→ **To be done**:
Extract every line of the rows below word for word, dropping any picture placeholders.

=== Provided entries ===

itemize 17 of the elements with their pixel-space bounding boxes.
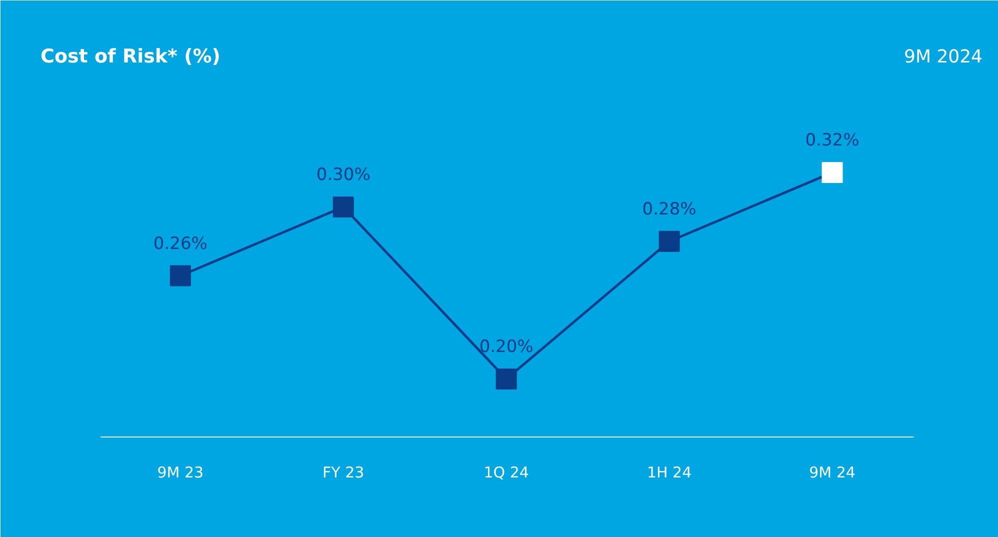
- data-label: 0.32%: [805, 130, 860, 151]
- point: [170, 265, 191, 286]
- data-label: 0.26%: [153, 234, 208, 254]
- x-tick-label: FY 23: [322, 464, 364, 482]
- data-label: 0.28%: [642, 199, 696, 220]
- point: [658, 230, 680, 252]
- x-tick-label: 9M 23: [157, 464, 204, 482]
- x-tick-label: 9M 24: [809, 464, 856, 482]
- text: 9M 2024: [904, 46, 983, 68]
- data-label: 0.30%: [316, 164, 370, 185]
- point: [496, 368, 517, 390]
- point: [822, 162, 843, 184]
- text: Cost of Risk* (%): [40, 46, 220, 68]
- x-tick-label: 1Q 24: [484, 464, 529, 482]
- x-tick-label: 1H 24: [646, 464, 692, 482]
- point: [332, 196, 354, 218]
- data-label: 0.20%: [479, 337, 534, 358]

===

→ **Result of the task**:
itemize 17 of the elements with their pixel-space bounding boxes.
- data-label: 0.32%: [805, 130, 860, 151]
- point: [170, 265, 191, 286]
- data-label: 0.26%: [153, 234, 208, 254]
- x-tick-label: FY 23: [322, 464, 364, 482]
- data-label: 0.28%: [642, 199, 696, 220]
- point: [658, 230, 680, 252]
- x-tick-label: 9M 23: [157, 464, 204, 482]
- x-tick-label: 9M 24: [809, 464, 856, 482]
- text: 9M 2024: [904, 46, 983, 68]
- data-label: 0.30%: [316, 164, 370, 185]
- point: [496, 368, 517, 390]
- point: [822, 162, 843, 184]
- text: Cost of Risk* (%): [40, 46, 220, 68]
- x-tick-label: 1Q 24: [484, 464, 529, 482]
- x-tick-label: 1H 24: [646, 464, 692, 482]
- point: [332, 196, 354, 218]
- data-label: 0.20%: [479, 337, 534, 358]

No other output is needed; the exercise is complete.